Job: Repeat the listing in full, exactly as it stands.

— Start of Supplied material —

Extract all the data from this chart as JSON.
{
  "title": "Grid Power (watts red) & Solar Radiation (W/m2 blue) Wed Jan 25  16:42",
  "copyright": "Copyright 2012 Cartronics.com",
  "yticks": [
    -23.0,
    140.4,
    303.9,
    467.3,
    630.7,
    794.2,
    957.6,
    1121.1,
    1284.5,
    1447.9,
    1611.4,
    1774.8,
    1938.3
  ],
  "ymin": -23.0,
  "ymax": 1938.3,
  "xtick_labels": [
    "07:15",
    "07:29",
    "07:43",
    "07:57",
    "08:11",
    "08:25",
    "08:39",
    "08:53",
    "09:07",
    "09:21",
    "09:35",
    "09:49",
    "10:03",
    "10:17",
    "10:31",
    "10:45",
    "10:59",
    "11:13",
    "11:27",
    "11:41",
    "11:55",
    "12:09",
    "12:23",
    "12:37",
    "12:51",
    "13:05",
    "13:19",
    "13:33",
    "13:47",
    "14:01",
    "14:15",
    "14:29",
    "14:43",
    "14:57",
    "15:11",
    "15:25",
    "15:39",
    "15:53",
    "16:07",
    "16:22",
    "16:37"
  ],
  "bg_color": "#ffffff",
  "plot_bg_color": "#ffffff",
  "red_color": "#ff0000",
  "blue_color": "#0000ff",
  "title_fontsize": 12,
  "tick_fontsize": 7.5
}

— End of Supplied material —

Expected output:
Extract all the data from this chart as JSON.
{
  "title": "Grid Power (watts red) & Solar Radiation (W/m2 blue) Wed Jan 25  16:42",
  "copyright": "Copyright 2012 Cartronics.com",
  "yticks": [
    -23.0,
    140.4,
    303.9,
    467.3,
    630.7,
    794.2,
    957.6,
    1121.1,
    1284.5,
    1447.9,
    1611.4,
    1774.8,
    1938.3
  ],
  "ymin": -23.0,
  "ymax": 1938.3,
  "xtick_labels": [
    "07:15",
    "07:29",
    "07:43",
    "07:57",
    "08:11",
    "08:25",
    "08:39",
    "08:53",
    "09:07",
    "09:21",
    "09:35",
    "09:49",
    "10:03",
    "10:17",
    "10:31",
    "10:45",
    "10:59",
    "11:13",
    "11:27",
    "11:41",
    "11:55",
    "12:09",
    "12:23",
    "12:37",
    "12:51",
    "13:05",
    "13:19",
    "13:33",
    "13:47",
    "14:01",
    "14:15",
    "14:29",
    "14:43",
    "14:57",
    "15:11",
    "15:25",
    "15:39",
    "15:53",
    "16:07",
    "16:22",
    "16:37"
  ],
  "bg_color": "#ffffff",
  "plot_bg_color": "#ffffff",
  "red_color": "#ff0000",
  "blue_color": "#0000ff",
  "title_fontsize": 12,
  "tick_fontsize": 7.5
}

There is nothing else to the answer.